(Records from a collection of figures)

########

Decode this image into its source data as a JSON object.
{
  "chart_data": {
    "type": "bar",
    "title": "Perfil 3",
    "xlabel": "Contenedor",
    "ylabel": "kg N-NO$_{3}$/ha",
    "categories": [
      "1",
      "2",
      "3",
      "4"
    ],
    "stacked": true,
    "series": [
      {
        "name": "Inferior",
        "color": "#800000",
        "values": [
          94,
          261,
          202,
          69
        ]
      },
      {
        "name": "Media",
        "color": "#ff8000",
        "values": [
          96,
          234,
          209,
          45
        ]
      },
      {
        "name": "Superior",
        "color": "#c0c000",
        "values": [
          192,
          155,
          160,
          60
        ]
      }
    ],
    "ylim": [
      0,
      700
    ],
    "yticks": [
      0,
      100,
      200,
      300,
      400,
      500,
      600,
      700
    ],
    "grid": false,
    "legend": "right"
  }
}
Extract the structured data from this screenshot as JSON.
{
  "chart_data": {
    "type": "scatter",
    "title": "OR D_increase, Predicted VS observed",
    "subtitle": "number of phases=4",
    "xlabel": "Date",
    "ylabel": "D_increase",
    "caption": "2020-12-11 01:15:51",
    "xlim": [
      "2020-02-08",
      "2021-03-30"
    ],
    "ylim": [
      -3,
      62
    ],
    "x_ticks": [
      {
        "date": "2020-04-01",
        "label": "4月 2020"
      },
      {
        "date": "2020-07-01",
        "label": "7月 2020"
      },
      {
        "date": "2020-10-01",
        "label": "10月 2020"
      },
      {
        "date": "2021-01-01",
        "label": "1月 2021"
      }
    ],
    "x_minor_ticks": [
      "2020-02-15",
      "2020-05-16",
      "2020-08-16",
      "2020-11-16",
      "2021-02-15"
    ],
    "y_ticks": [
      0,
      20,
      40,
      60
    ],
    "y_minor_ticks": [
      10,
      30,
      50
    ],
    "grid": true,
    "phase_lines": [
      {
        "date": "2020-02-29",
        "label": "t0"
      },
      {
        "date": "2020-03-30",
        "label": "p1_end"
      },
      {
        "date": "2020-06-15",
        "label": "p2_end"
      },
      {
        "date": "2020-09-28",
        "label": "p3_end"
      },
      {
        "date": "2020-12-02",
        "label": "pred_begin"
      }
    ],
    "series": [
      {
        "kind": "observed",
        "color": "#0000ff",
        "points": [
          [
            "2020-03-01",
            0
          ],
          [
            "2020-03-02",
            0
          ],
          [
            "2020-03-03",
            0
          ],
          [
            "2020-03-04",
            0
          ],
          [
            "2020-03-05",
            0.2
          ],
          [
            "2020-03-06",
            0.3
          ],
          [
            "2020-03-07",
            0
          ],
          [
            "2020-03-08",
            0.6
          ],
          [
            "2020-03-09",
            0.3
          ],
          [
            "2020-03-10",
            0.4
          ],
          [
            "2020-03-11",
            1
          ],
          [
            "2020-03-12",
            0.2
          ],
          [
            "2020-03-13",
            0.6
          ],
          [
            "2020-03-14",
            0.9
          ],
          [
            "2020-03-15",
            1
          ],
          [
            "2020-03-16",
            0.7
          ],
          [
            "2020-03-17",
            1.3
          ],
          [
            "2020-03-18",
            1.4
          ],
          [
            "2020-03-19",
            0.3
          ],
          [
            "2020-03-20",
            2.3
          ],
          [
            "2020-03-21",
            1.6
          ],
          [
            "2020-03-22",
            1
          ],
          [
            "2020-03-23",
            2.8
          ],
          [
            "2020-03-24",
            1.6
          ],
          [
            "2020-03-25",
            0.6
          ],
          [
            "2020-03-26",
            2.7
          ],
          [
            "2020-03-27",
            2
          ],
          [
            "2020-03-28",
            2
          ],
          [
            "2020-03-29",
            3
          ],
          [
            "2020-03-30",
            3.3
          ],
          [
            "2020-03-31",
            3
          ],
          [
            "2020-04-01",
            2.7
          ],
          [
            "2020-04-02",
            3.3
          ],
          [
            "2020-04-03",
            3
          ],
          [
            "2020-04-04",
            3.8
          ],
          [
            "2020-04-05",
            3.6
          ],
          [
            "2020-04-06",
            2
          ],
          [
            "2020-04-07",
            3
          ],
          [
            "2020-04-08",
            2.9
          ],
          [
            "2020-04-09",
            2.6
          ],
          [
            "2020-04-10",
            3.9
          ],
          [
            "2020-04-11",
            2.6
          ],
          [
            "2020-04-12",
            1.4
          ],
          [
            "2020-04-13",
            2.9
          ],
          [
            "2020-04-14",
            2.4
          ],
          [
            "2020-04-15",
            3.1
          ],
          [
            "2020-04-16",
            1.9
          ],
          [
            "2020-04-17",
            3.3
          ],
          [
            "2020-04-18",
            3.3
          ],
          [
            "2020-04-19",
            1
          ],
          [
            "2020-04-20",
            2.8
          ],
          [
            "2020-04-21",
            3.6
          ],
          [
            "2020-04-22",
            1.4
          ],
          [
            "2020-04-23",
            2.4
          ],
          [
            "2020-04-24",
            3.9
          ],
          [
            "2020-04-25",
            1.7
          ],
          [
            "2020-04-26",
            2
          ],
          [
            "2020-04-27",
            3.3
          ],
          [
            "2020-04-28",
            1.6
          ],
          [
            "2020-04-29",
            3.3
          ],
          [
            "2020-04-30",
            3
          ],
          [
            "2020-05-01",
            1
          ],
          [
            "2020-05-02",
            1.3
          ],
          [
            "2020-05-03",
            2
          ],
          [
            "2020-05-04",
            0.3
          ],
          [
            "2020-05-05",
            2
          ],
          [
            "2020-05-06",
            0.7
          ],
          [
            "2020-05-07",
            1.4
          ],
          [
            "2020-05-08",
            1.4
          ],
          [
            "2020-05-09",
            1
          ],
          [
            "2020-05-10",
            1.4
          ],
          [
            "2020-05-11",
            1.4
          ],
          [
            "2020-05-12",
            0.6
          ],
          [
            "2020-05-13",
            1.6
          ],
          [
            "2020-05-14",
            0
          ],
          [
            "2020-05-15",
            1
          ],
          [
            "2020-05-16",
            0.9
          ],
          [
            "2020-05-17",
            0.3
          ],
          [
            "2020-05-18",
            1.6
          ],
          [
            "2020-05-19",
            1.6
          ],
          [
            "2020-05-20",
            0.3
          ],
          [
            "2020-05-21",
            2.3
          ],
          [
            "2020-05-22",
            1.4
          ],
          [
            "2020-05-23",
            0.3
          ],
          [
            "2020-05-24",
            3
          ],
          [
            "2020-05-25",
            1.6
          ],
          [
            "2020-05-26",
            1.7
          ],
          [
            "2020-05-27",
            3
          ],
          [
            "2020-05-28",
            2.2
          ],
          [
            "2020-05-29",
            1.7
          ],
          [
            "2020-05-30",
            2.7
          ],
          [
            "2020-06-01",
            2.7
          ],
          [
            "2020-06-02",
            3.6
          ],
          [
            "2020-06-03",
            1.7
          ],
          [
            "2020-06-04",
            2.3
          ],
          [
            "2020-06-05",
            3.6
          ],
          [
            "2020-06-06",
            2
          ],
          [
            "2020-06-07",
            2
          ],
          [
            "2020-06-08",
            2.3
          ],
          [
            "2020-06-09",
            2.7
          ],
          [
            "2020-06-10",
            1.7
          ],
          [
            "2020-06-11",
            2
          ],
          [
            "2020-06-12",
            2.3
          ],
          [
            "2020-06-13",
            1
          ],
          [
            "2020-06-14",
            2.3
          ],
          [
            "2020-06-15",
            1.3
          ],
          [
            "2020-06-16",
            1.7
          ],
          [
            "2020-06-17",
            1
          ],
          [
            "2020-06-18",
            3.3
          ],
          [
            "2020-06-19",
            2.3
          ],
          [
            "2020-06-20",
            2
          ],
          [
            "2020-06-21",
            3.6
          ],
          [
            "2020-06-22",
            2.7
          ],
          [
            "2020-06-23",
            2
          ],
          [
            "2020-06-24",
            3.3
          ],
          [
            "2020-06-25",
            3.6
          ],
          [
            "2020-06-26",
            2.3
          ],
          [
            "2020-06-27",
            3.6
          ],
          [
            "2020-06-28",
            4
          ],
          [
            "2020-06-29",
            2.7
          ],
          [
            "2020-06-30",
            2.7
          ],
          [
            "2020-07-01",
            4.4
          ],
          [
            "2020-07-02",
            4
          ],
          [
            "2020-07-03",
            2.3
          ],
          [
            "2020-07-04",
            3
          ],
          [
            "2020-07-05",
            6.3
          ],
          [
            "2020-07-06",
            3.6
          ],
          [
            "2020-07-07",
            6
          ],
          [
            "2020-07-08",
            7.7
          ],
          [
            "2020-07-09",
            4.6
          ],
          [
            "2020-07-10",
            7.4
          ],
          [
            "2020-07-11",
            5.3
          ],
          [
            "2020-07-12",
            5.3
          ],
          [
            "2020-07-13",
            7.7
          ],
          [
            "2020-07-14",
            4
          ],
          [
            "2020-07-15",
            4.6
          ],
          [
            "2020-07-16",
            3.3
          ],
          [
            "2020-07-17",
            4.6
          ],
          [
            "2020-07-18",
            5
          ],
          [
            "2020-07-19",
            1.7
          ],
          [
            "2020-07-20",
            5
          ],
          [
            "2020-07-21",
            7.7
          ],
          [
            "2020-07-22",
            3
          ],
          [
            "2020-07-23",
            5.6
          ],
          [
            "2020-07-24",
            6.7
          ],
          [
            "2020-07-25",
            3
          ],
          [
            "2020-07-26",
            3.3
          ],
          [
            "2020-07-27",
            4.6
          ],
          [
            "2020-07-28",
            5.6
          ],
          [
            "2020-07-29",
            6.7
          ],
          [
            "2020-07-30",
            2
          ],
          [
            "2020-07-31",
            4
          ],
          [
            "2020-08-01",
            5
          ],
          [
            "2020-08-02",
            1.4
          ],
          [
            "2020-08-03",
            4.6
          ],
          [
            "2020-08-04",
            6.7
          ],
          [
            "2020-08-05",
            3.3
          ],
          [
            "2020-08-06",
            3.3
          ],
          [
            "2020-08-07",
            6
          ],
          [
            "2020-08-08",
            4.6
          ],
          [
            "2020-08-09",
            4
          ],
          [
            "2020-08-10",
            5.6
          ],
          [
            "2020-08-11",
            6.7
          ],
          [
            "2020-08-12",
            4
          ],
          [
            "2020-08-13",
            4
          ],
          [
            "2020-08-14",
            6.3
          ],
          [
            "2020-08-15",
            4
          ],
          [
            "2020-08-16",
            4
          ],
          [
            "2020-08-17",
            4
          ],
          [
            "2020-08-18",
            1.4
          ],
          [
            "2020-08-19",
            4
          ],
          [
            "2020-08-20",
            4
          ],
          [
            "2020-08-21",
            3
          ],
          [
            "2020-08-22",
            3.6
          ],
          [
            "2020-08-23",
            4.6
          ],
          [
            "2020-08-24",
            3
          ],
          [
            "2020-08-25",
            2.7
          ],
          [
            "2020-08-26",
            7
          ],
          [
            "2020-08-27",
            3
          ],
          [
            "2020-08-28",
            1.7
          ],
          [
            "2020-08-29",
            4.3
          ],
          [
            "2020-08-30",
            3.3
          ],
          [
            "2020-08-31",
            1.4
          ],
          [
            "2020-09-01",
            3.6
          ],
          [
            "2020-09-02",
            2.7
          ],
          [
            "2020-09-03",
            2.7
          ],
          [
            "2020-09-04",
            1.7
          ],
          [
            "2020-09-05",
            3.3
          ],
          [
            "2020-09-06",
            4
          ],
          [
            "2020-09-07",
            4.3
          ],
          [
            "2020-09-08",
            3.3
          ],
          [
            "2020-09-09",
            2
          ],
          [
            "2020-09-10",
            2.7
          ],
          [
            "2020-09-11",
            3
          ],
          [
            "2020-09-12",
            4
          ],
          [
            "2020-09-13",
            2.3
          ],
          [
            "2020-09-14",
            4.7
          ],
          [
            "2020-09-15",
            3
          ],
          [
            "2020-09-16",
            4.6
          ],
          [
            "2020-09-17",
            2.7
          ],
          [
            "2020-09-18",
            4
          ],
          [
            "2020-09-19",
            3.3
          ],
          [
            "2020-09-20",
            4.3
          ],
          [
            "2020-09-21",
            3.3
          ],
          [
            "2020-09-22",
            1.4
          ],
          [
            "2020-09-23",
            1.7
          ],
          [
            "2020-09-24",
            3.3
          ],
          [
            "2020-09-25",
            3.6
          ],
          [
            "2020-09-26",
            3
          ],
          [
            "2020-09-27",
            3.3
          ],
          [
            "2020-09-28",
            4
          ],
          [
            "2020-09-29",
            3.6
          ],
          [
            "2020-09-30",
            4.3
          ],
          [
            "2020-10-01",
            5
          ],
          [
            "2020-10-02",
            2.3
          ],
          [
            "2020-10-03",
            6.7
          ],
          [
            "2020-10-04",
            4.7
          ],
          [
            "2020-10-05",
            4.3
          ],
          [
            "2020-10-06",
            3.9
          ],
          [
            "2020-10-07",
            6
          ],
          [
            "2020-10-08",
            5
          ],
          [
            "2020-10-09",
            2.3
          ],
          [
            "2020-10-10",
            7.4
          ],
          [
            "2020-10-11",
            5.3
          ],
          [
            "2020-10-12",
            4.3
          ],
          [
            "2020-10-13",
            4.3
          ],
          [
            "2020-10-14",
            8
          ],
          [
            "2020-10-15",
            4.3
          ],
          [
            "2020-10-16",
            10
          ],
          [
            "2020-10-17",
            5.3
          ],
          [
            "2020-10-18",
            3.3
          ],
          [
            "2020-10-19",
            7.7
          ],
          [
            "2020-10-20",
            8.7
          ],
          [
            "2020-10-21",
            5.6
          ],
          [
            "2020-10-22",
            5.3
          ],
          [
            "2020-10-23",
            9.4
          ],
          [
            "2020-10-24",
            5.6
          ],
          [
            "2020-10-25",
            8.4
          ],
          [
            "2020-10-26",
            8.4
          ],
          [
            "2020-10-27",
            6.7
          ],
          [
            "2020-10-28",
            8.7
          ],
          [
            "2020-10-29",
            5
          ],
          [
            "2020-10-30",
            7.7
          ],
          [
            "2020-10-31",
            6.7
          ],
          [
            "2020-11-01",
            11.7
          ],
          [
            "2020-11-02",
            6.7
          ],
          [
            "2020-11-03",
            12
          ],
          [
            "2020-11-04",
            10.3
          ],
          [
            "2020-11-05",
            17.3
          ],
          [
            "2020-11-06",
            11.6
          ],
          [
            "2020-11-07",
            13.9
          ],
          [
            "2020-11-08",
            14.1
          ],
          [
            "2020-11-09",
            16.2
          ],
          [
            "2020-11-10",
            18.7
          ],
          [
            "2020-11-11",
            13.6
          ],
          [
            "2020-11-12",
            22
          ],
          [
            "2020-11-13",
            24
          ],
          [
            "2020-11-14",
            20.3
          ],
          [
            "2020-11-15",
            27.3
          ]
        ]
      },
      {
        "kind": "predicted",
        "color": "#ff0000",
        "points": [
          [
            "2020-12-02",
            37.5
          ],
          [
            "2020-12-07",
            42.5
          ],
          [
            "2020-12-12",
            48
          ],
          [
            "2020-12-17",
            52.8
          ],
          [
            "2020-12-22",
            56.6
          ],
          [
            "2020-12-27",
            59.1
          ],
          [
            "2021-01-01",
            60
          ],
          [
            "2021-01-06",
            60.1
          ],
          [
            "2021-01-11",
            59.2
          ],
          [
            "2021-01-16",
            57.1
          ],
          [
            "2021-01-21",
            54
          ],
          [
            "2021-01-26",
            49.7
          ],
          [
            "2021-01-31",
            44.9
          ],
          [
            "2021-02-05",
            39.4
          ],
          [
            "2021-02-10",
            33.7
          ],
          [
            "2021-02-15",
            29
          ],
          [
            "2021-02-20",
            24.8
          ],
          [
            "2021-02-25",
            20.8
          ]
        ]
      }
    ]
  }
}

########

→ SHORT PROBLEM:
Report how many lines of the data hold the string "observed"; give only the number.

→ EXERCISE RESULT:
2